▸ **Challenge**
Filter the listing below, copying every line in which the word "JSON" appears.

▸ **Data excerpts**
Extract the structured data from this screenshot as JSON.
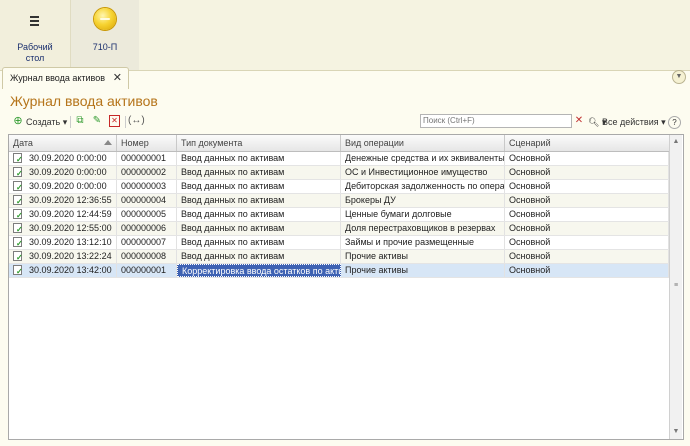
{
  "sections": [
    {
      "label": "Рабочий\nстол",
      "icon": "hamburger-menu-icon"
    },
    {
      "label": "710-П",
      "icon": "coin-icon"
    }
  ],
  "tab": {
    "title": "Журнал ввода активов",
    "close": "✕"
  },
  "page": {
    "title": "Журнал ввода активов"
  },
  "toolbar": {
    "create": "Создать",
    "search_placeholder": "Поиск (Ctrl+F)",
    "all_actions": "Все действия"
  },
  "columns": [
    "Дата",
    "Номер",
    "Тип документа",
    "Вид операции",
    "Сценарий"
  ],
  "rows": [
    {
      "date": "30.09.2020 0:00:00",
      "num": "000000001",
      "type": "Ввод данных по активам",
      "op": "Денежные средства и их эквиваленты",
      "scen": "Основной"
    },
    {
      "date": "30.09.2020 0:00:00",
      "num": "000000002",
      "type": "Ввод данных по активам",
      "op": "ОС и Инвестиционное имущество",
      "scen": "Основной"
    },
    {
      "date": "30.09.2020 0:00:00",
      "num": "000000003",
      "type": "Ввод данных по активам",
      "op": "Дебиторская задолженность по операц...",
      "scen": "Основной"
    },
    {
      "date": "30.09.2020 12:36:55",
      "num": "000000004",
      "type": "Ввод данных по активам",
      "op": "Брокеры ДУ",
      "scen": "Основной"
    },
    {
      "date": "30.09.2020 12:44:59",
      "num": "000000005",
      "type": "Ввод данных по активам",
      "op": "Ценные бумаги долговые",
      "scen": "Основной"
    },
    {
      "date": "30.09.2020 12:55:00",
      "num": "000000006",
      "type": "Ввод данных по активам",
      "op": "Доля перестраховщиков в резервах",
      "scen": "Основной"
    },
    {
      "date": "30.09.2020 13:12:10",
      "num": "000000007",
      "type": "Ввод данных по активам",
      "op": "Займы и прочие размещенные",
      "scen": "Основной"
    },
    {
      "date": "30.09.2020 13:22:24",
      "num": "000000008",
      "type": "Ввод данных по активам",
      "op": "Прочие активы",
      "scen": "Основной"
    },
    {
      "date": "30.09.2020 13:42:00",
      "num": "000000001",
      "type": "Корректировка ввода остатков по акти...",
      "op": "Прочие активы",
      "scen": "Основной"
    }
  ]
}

---

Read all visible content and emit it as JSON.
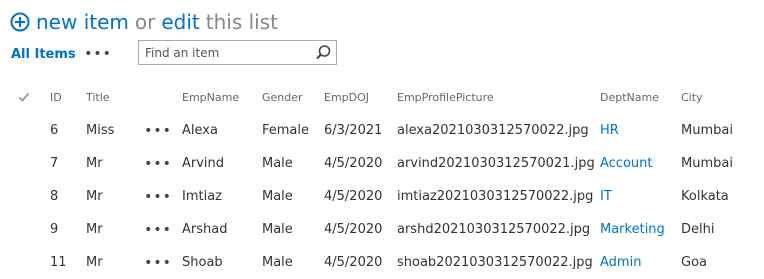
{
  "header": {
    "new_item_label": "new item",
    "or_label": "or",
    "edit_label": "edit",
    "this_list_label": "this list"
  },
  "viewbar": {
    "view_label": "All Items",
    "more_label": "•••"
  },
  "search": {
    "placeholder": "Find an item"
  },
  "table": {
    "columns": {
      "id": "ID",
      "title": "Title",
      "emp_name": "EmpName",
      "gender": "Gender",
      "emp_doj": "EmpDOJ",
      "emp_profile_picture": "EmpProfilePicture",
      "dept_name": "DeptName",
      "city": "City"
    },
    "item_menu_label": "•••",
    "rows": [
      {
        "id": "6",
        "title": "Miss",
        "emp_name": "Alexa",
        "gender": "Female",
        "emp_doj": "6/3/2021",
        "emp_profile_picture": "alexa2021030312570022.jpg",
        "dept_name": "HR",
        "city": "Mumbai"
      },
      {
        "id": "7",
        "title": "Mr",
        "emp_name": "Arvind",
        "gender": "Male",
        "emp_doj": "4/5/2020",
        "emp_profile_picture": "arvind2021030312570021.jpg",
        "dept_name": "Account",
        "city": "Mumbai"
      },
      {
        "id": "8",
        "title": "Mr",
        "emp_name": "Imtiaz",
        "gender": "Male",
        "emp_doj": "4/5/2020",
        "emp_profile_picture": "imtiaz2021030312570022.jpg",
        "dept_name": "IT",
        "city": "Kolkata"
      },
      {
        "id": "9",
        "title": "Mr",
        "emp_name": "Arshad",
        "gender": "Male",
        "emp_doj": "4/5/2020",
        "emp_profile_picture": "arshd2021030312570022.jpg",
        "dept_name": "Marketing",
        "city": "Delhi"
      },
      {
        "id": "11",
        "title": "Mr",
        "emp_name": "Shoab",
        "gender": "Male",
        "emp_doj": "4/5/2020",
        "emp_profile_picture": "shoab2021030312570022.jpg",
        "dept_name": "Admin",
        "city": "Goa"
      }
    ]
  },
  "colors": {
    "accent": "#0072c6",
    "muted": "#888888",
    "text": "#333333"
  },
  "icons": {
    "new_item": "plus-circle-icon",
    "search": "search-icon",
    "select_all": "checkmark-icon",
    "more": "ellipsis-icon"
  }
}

▸ **Correct output**
Extract the structured data from this screenshot as JSON.
Read all visible content and emit it as JSON.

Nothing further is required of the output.